» **Short task**:
Return each line of the records holding the string "CIJENA".

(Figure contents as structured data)
* * * * *

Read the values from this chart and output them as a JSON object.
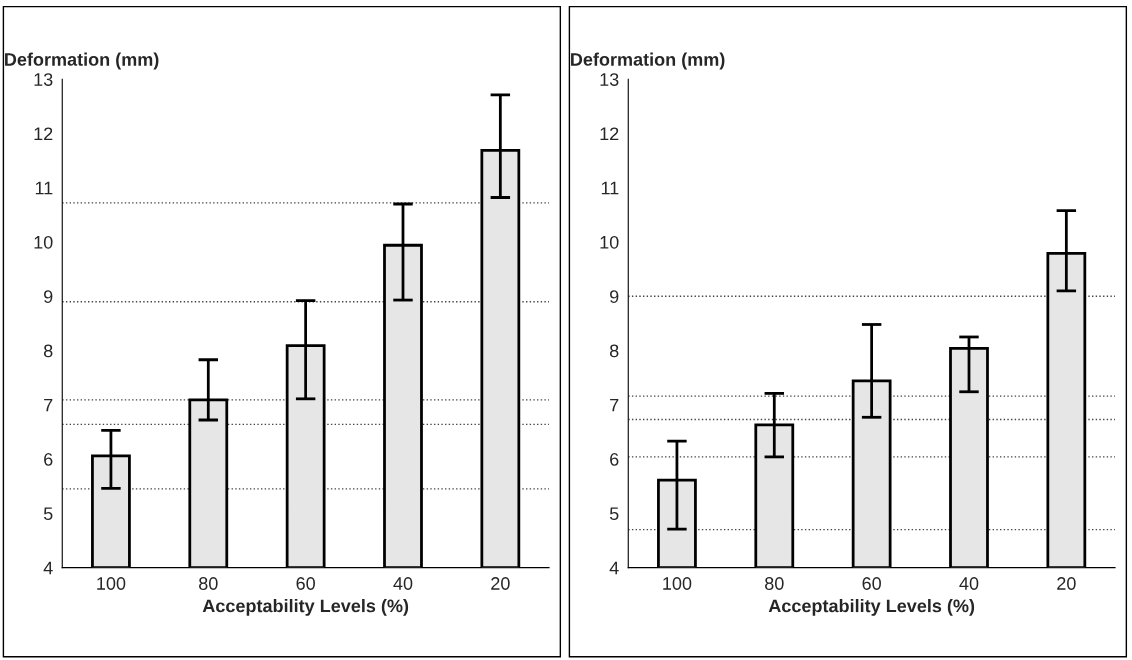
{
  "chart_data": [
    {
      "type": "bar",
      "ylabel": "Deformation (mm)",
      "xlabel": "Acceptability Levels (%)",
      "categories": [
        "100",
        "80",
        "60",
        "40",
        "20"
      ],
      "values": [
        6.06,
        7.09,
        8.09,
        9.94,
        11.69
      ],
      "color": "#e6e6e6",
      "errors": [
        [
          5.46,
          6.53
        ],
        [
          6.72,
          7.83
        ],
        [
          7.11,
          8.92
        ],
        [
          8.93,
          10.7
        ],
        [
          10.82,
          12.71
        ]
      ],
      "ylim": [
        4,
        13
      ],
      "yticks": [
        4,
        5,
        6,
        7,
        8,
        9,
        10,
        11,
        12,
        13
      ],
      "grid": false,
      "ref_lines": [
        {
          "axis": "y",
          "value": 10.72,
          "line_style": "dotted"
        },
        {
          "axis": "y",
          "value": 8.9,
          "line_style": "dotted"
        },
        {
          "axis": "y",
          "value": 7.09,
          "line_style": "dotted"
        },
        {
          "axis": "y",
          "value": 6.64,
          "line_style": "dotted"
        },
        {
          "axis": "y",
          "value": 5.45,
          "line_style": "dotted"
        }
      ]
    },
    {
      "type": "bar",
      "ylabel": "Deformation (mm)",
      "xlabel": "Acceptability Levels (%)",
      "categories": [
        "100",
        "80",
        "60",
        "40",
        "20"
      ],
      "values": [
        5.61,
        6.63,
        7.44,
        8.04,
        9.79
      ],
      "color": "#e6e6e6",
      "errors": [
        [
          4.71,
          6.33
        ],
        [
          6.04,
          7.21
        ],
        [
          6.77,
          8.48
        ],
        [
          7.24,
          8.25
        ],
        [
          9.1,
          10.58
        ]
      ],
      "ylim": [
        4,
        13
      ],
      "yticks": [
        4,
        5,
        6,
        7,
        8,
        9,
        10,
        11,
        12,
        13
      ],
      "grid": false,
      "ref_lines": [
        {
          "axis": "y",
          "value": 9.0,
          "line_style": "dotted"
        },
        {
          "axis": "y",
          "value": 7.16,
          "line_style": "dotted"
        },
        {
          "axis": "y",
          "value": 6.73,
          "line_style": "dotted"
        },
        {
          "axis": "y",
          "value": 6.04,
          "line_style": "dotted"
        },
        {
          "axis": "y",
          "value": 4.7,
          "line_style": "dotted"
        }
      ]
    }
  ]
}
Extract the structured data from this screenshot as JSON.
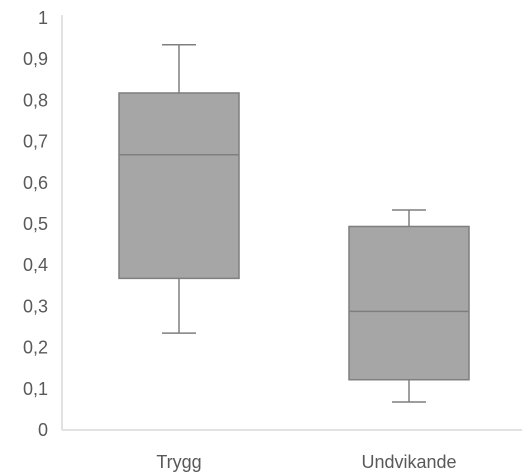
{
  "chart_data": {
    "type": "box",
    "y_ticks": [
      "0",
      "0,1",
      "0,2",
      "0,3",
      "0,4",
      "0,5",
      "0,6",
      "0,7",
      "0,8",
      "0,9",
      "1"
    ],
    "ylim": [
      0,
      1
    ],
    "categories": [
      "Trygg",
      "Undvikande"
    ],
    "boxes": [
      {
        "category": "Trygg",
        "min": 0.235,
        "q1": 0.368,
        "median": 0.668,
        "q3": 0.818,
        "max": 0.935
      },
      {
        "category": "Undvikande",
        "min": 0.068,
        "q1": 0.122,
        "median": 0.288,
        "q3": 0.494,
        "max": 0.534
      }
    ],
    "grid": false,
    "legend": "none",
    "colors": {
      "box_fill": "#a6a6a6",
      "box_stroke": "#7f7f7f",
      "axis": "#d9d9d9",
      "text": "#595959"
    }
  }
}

* * * * *

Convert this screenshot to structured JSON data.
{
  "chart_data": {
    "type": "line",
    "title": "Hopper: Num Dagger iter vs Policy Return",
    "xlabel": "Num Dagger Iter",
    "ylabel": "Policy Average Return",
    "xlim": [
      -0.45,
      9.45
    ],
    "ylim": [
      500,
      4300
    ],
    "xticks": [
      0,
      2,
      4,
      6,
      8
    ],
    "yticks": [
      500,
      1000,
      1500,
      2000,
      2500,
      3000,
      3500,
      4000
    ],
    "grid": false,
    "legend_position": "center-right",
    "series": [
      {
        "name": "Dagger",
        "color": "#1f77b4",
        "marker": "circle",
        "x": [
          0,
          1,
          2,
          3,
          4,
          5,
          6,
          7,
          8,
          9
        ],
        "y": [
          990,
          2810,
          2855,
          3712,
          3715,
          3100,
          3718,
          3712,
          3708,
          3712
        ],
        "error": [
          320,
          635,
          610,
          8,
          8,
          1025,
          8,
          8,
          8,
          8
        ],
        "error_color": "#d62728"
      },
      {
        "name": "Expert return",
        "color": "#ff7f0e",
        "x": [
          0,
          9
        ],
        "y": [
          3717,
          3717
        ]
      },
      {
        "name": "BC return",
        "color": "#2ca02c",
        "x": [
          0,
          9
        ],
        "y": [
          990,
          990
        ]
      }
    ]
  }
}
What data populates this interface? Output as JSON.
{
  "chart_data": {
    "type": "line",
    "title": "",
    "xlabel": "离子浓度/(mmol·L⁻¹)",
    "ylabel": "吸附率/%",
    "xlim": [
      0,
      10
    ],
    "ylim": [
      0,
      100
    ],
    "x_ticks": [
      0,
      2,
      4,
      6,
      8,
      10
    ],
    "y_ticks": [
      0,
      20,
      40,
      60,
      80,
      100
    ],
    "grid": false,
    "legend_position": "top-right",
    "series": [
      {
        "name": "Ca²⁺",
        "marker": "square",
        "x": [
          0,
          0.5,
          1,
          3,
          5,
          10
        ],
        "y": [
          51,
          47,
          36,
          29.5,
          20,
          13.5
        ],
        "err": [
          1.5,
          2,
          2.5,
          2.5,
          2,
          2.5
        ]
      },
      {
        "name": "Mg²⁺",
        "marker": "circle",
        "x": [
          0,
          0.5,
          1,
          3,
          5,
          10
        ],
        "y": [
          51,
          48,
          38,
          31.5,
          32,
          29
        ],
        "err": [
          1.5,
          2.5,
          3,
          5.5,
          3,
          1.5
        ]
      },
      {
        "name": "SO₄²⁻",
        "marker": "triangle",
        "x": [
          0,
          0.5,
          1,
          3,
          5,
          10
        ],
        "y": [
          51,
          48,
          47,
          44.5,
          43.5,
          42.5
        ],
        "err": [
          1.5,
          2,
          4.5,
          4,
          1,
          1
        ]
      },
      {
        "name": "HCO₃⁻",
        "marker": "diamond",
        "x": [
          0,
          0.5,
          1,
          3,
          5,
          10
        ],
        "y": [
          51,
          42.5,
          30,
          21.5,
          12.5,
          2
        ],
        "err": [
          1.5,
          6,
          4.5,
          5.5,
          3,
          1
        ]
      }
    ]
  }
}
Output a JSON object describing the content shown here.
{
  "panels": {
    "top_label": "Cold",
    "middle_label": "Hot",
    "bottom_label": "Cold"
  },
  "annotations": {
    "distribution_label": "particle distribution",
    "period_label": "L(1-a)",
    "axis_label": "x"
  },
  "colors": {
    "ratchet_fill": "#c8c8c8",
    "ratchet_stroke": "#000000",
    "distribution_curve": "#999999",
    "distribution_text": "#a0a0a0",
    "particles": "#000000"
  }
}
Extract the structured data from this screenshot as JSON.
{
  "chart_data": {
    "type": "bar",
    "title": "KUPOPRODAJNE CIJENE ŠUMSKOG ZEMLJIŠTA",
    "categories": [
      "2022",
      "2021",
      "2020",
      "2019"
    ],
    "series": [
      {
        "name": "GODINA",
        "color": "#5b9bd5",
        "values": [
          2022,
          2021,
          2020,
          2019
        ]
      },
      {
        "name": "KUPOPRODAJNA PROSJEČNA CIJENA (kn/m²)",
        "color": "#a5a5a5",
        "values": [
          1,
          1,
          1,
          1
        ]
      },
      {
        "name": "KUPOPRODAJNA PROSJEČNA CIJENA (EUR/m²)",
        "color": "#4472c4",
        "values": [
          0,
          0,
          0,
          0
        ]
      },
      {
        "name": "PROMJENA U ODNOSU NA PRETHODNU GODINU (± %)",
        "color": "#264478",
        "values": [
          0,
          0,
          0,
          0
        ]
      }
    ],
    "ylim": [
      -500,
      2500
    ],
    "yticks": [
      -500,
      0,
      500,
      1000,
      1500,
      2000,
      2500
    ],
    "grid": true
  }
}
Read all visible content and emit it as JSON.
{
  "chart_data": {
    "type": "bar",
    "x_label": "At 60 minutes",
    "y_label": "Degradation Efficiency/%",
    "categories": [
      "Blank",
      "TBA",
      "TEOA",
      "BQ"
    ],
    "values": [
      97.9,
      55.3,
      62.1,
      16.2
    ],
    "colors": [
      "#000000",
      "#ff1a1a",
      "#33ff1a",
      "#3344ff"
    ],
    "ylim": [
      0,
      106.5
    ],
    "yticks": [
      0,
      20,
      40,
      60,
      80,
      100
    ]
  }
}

* * * * *

» **Task answer**:
        "name": "KUPOPRODAJNA PROSJEČNA CIJENA (kn/m²)",
        "name": "KUPOPRODAJNA PROSJEČNA CIJENA (EUR/m²)",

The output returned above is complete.